* Your goal *
Drop every picture and give the entries back exactly.

* * * *

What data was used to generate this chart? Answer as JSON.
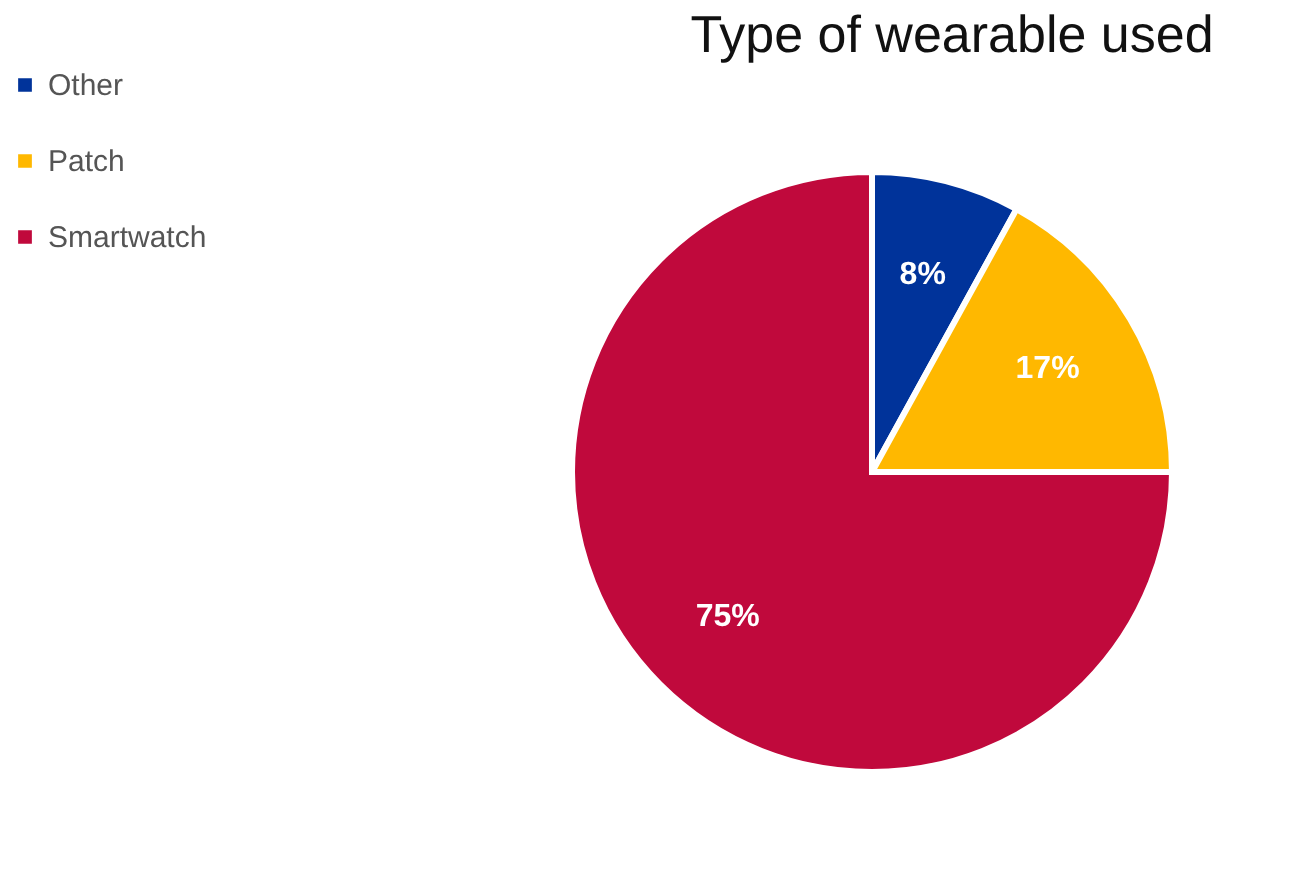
{
  "chart_data": {
    "type": "pie",
    "title": "Type of wearable used",
    "categories": [
      "Other",
      "Patch",
      "Smartwatch"
    ],
    "values": [
      8,
      17,
      75
    ],
    "colors": [
      "#00339a",
      "#ffb800",
      "#c0093c"
    ],
    "value_labels": [
      "8%",
      "17%",
      "75%"
    ],
    "legend": "left"
  }
}
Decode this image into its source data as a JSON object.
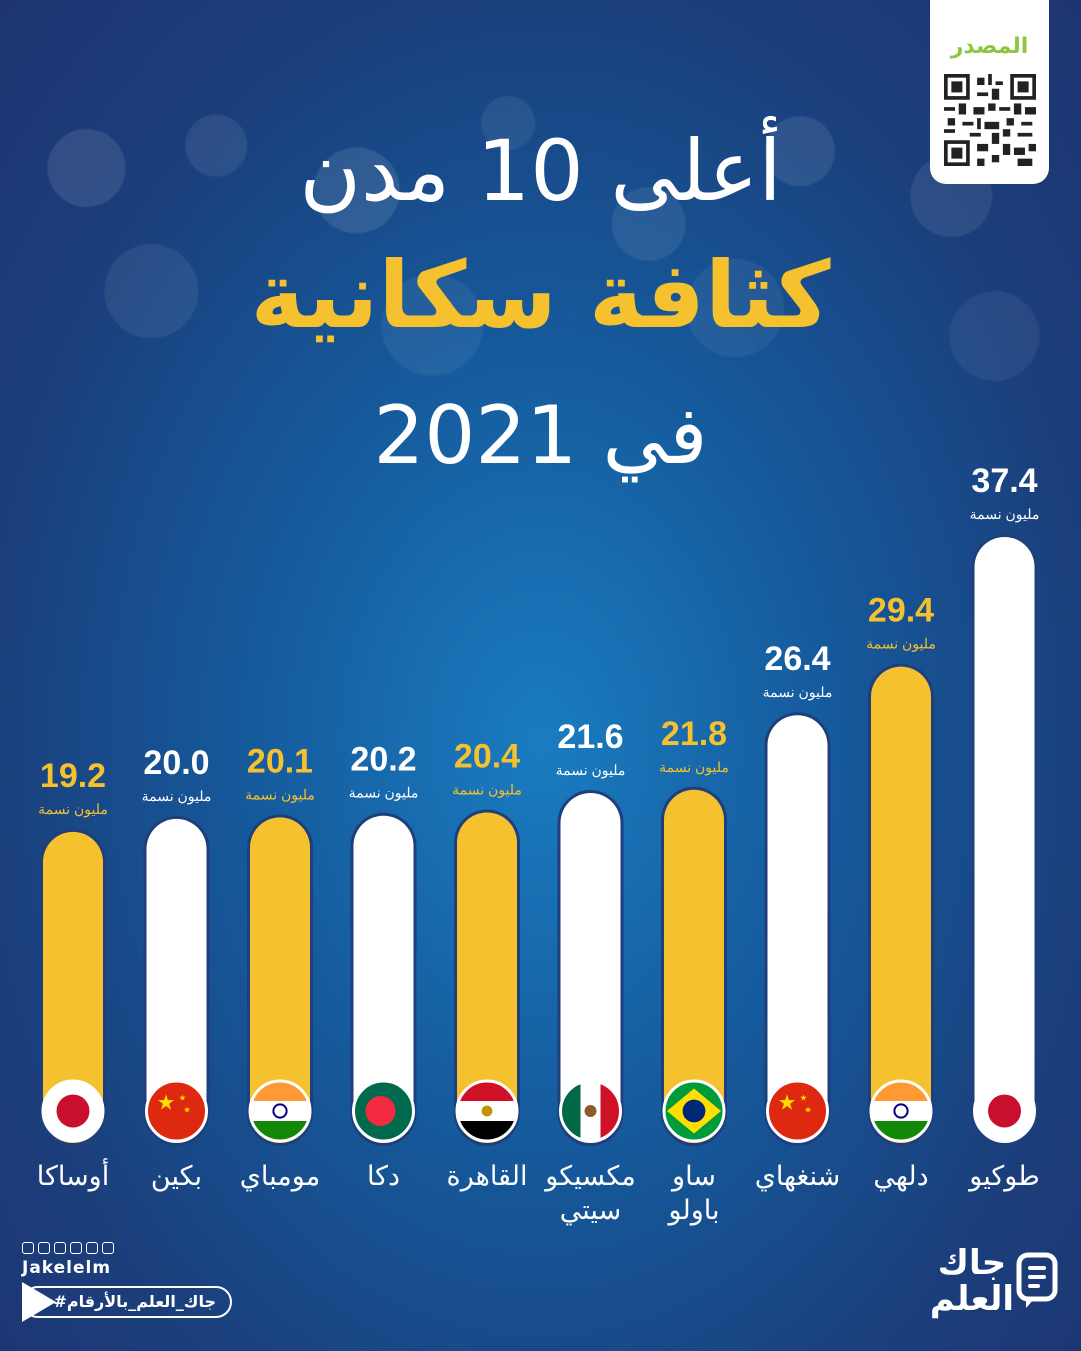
{
  "source": {
    "label": "المصدر"
  },
  "title": {
    "line1": "أعلى 10 مدن",
    "line2": "كثافة سكانية",
    "line3": "في 2021"
  },
  "unit_label": "مليون نسمة",
  "colors": {
    "yellow": "#f5c12e",
    "white": "#ffffff",
    "title_accent": "#f5c12e",
    "source_green": "#8dc63f"
  },
  "chart_data": {
    "type": "bar",
    "categories": [
      "أوساكا",
      "بكين",
      "مومباي",
      "دكا",
      "القاهرة",
      "مكسيكو سيتي",
      "ساو باولو",
      "شنغهاي",
      "دلهي",
      "طوكيو"
    ],
    "label_lines": [
      [
        "أوساكا"
      ],
      [
        "بكين"
      ],
      [
        "مومباي"
      ],
      [
        "دكا"
      ],
      [
        "القاهرة"
      ],
      [
        "مكسيكو",
        "سيتي"
      ],
      [
        "ساو",
        "باولو"
      ],
      [
        "شنغهاي"
      ],
      [
        "دلهي"
      ],
      [
        "طوكيو"
      ]
    ],
    "values": [
      19.2,
      20.0,
      20.1,
      20.2,
      20.4,
      21.6,
      21.8,
      26.4,
      29.4,
      37.4
    ],
    "value_labels": [
      "19.2",
      "20.0",
      "20.1",
      "20.2",
      "20.4",
      "21.6",
      "21.8",
      "26.4",
      "29.4",
      "37.4"
    ],
    "bar_colors": [
      "yellow",
      "white",
      "yellow",
      "white",
      "yellow",
      "white",
      "yellow",
      "white",
      "yellow",
      "white"
    ],
    "flags": [
      "japan-flag",
      "china-flag",
      "india-flag",
      "bangladesh-flag",
      "egypt-flag",
      "mexico-flag",
      "brazil-flag",
      "china-flag",
      "india-flag",
      "japan-flag"
    ],
    "unit": "مليون نسمة",
    "ylim": [
      0,
      37.4
    ]
  },
  "footer": {
    "handle": "Jakelelm",
    "hashtag": "#جاك_العلم_بالأرقام",
    "brand_line1": "جاك",
    "brand_line2": "العلم"
  }
}
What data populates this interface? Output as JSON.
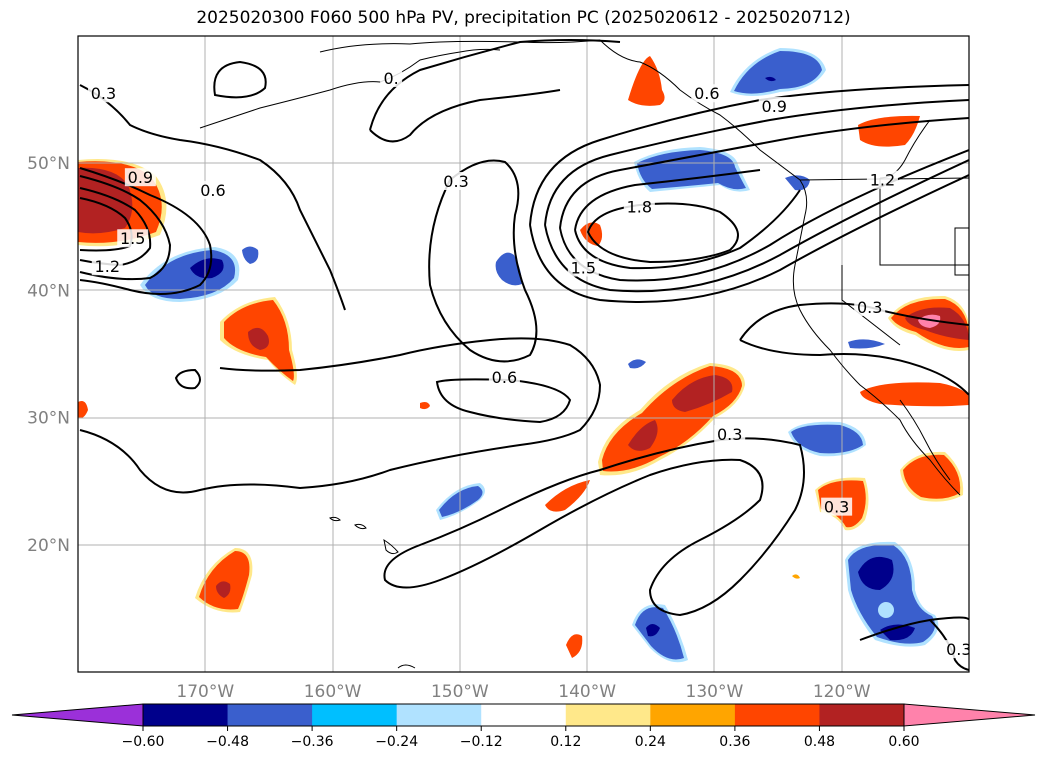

* * * *

* Complete answer *
What data was used to generate this chart? Answer as JSON.
{
  "chart_data": {
    "type": "pie",
    "title": "Type of wearable used",
    "categories": [
      "Other",
      "Patch",
      "Smartwatch"
    ],
    "values": [
      8,
      17,
      75
    ],
    "colors": [
      "#00339a",
      "#ffb800",
      "#c0093c"
    ],
    "value_labels": [
      "8%",
      "17%",
      "75%"
    ],
    "legend": "left"
  }
}
Decode this image into its source data as a JSON object.
{
  "source": {
    "label": "المصدر"
  },
  "title": {
    "line1": "أعلى 10 مدن",
    "line2": "كثافة سكانية",
    "line3": "في 2021"
  },
  "unit_label": "مليون نسمة",
  "colors": {
    "yellow": "#f5c12e",
    "white": "#ffffff",
    "title_accent": "#f5c12e",
    "source_green": "#8dc63f"
  },
  "chart_data": {
    "type": "bar",
    "categories": [
      "أوساكا",
      "بكين",
      "مومباي",
      "دكا",
      "القاهرة",
      "مكسيكو سيتي",
      "ساو باولو",
      "شنغهاي",
      "دلهي",
      "طوكيو"
    ],
    "label_lines": [
      [
        "أوساكا"
      ],
      [
        "بكين"
      ],
      [
        "مومباي"
      ],
      [
        "دكا"
      ],
      [
        "القاهرة"
      ],
      [
        "مكسيكو",
        "سيتي"
      ],
      [
        "ساو",
        "باولو"
      ],
      [
        "شنغهاي"
      ],
      [
        "دلهي"
      ],
      [
        "طوكيو"
      ]
    ],
    "values": [
      19.2,
      20.0,
      20.1,
      20.2,
      20.4,
      21.6,
      21.8,
      26.4,
      29.4,
      37.4
    ],
    "value_labels": [
      "19.2",
      "20.0",
      "20.1",
      "20.2",
      "20.4",
      "21.6",
      "21.8",
      "26.4",
      "29.4",
      "37.4"
    ],
    "bar_colors": [
      "yellow",
      "white",
      "yellow",
      "white",
      "yellow",
      "white",
      "yellow",
      "white",
      "yellow",
      "white"
    ],
    "flags": [
      "japan-flag",
      "china-flag",
      "india-flag",
      "bangladesh-flag",
      "egypt-flag",
      "mexico-flag",
      "brazil-flag",
      "china-flag",
      "india-flag",
      "japan-flag"
    ],
    "unit": "مليون نسمة",
    "ylim": [
      0,
      37.4
    ]
  },
  "footer": {
    "handle": "Jakelelm",
    "hashtag": "#جاك_العلم_بالأرقام",
    "brand_line1": "جاك",
    "brand_line2": "العلم"
  }
}
What data populates this interface? Output as JSON.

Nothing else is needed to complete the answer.